§ **DATA EXCERPTS**:

###

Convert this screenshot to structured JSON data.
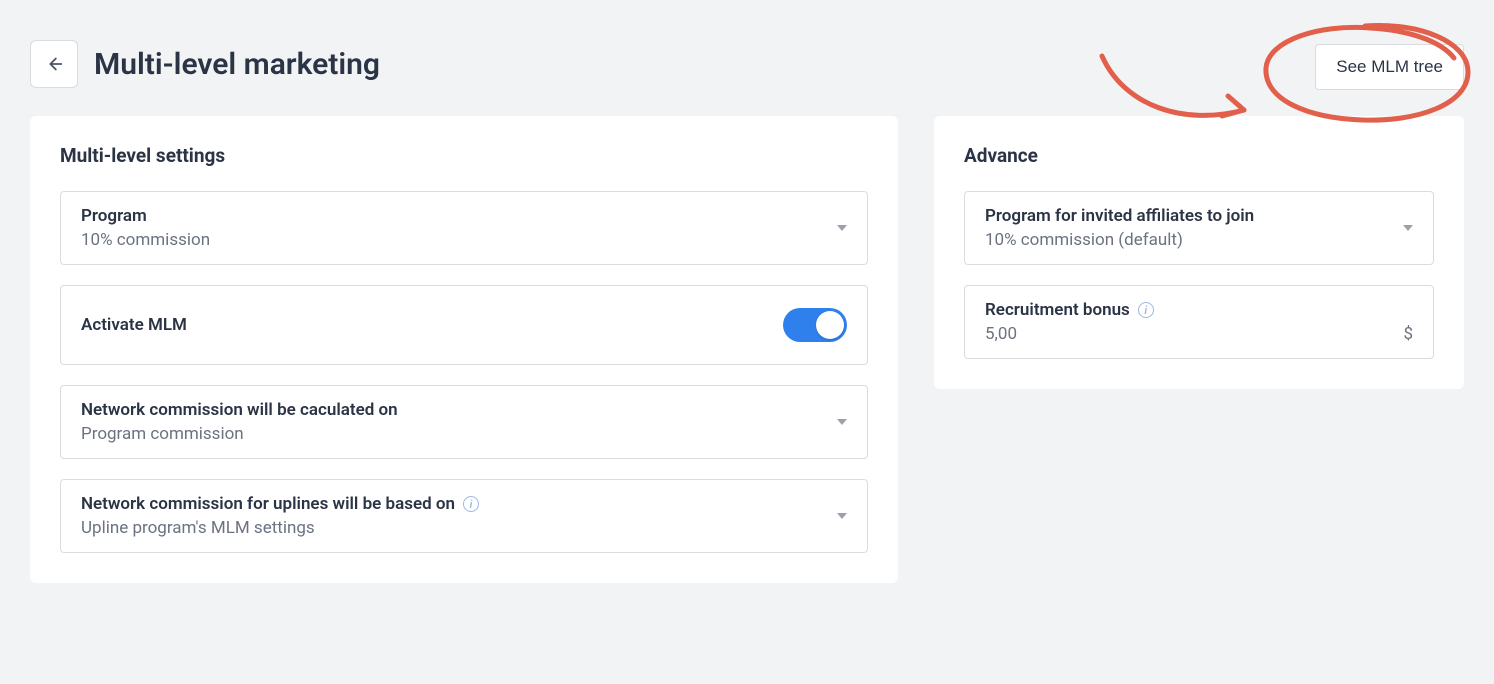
{
  "header": {
    "title": "Multi-level marketing",
    "see_tree_label": "See MLM tree"
  },
  "settings_card": {
    "title": "Multi-level settings",
    "program_label": "Program",
    "program_value": "10% commission",
    "activate_label": "Activate MLM",
    "activate_on": true,
    "network_calc_label": "Network commission will be caculated on",
    "network_calc_value": "Program commission",
    "uplines_label": "Network commission for uplines will be based on",
    "uplines_value": "Upline program's MLM settings"
  },
  "advance_card": {
    "title": "Advance",
    "invited_program_label": "Program for invited affiliates to join",
    "invited_program_value": "10% commission (default)",
    "recruitment_label": "Recruitment bonus",
    "recruitment_value": "5,00",
    "recruitment_currency": "$"
  },
  "annotation": {
    "target": "see-mlm-tree-button",
    "color": "#e2604b"
  }
}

###

§ **WHAT YOU HAVE TO DO**: Copy every line from the entries that contains the word "level".

§ **TASK RESULT**:
    "title": "Multi-level marketing",
    "title": "Multi-level settings",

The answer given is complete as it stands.